## Exercise prompt
Extract each record and reproduce it exactly.
── Given entries ──
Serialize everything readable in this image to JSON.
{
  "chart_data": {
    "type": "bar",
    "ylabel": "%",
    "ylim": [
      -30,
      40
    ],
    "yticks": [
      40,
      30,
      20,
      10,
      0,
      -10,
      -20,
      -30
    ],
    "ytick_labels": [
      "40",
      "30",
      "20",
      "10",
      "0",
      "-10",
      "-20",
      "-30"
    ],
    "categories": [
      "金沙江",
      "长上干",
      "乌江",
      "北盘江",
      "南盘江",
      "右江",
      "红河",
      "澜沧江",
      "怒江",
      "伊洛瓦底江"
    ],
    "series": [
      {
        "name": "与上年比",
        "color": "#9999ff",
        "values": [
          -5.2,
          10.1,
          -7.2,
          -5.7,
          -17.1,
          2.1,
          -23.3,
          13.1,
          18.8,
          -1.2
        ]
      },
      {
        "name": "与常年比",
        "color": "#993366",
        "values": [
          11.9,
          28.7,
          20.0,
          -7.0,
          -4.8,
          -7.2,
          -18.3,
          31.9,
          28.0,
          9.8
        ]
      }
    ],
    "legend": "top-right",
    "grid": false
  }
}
───
## Answer to the exercise
Serialize everything readable in this image to JSON.
{
  "chart_data": {
    "type": "bar",
    "ylabel": "%",
    "ylim": [
      -30,
      40
    ],
    "yticks": [
      40,
      30,
      20,
      10,
      0,
      -10,
      -20,
      -30
    ],
    "ytick_labels": [
      "40",
      "30",
      "20",
      "10",
      "0",
      "-10",
      "-20",
      "-30"
    ],
    "categories": [
      "金沙江",
      "长上干",
      "乌江",
      "北盘江",
      "南盘江",
      "右江",
      "红河",
      "澜沧江",
      "怒江",
      "伊洛瓦底江"
    ],
    "series": [
      {
        "name": "与上年比",
        "color": "#9999ff",
        "values": [
          -5.2,
          10.1,
          -7.2,
          -5.7,
          -17.1,
          2.1,
          -23.3,
          13.1,
          18.8,
          -1.2
        ]
      },
      {
        "name": "与常年比",
        "color": "#993366",
        "values": [
          11.9,
          28.7,
          20.0,
          -7.0,
          -4.8,
          -7.2,
          -18.3,
          31.9,
          28.0,
          9.8
        ]
      }
    ],
    "legend": "top-right",
    "grid": false
  }
}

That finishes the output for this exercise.